▶ **To do**
Return the entries below in their exact form, leaving the pictures out.

[Source data]
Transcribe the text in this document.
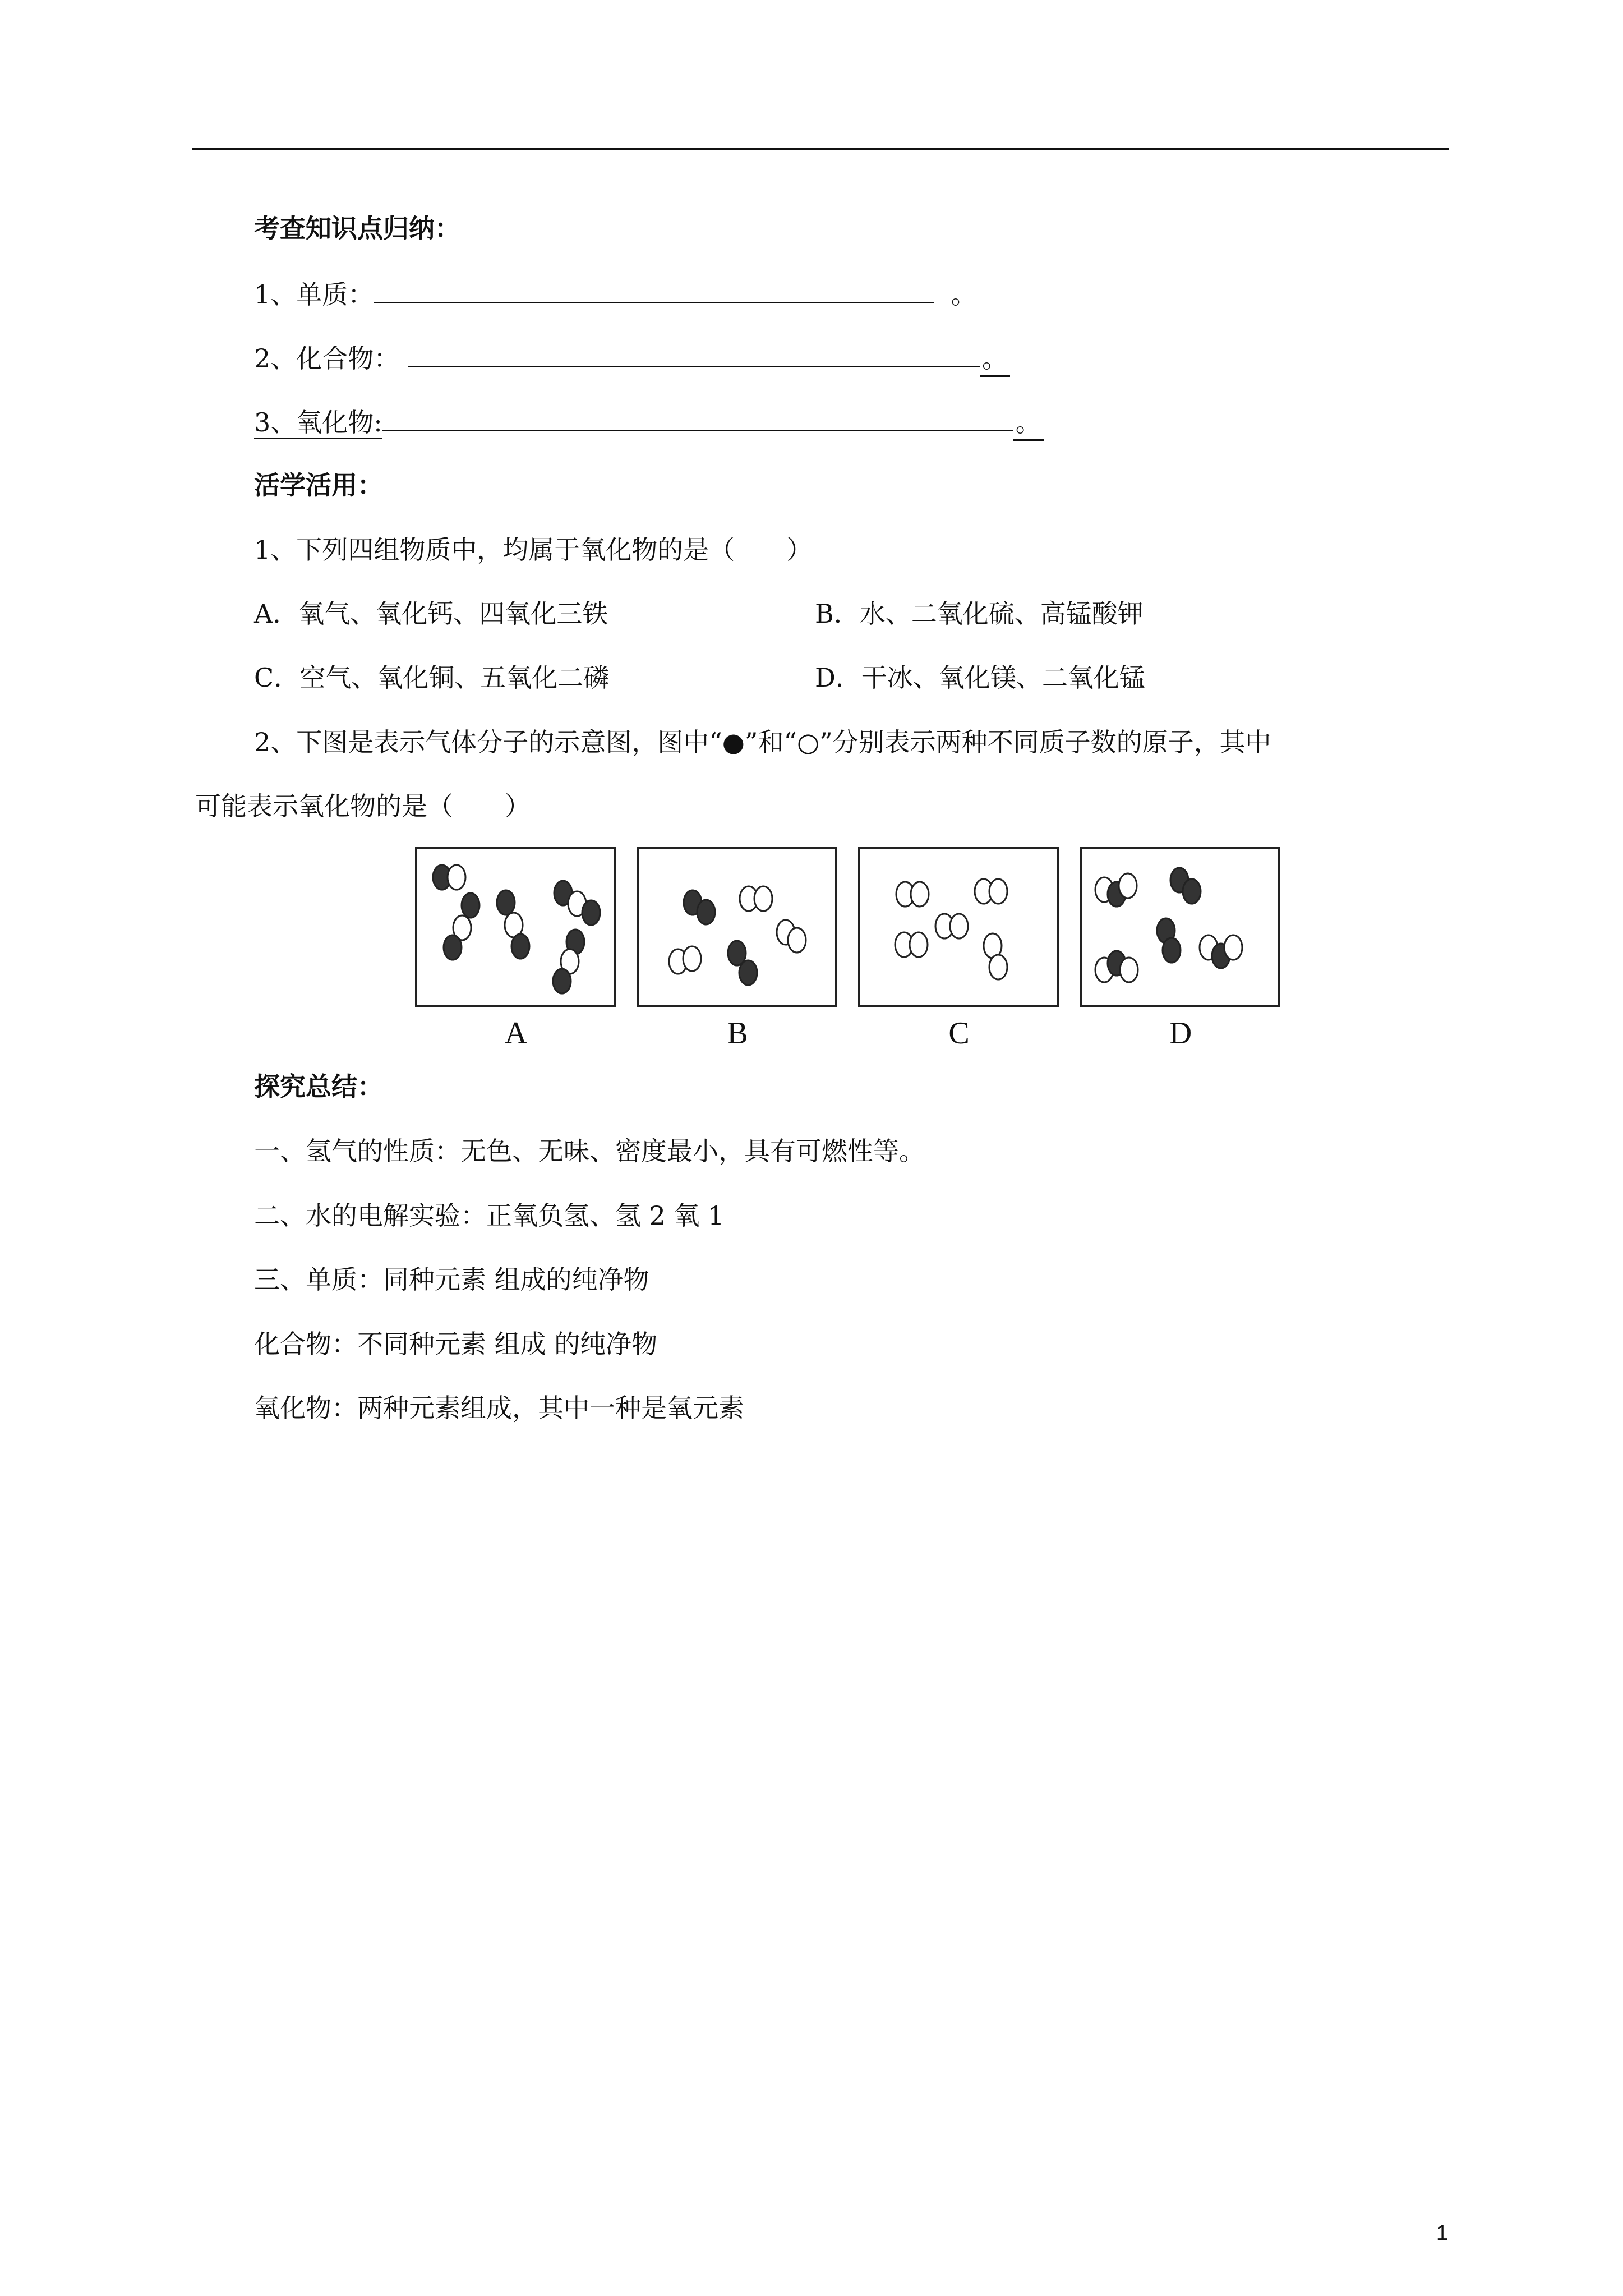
考查知识点归纳：
1、单质：	。
2、化合物：	。
3、氧化物:	。
活学活用：
1、下列四组物质中，均属于氧化物的是（　　）
A．氧气、氧化钙、四氧化三铁	B．水、二氧化硫、高锰酸钾
C．空气、氧化铜、五氧化二磷	D．干冰、氧化镁、二氧化锰
2、下图是表示气体分子的示意图，图中“●”和“○”分别表示两种不同质子数的原子，其中
可能表示氧化物的是（　　）
A	B	C	D
探究总结：
一、氢气的性质：无色、无味、密度最小，具有可燃性等。
二、水的电解实验：正氧负氢、氢 2 氧 1
三、单质：同种元素 组成的纯净物
化合物：不同种元素 组成 的纯净物
氧化物：两种元素组成，其中一种是氧元素
1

▶ **Written solution**
Transcribe the text in this document.
考查知识点归纳：
1、单质：	。
2、化合物：	。
3、氧化物:	。
活学活用：
1、下列四组物质中，均属于氧化物的是（　　）
A．氧气、氧化钙、四氧化三铁	B．水、二氧化硫、高锰酸钾
C．空气、氧化铜、五氧化二磷	D．干冰、氧化镁、二氧化锰
2、下图是表示气体分子的示意图，图中“●”和“○”分别表示两种不同质子数的原子，其中
可能表示氧化物的是（　　）
A	B	C	D
探究总结：
一、氢气的性质：无色、无味、密度最小，具有可燃性等。
二、水的电解实验：正氧负氢、氢 2 氧 1
三、单质：同种元素 组成的纯净物
化合物：不同种元素 组成 的纯净物
氧化物：两种元素组成，其中一种是氧元素
1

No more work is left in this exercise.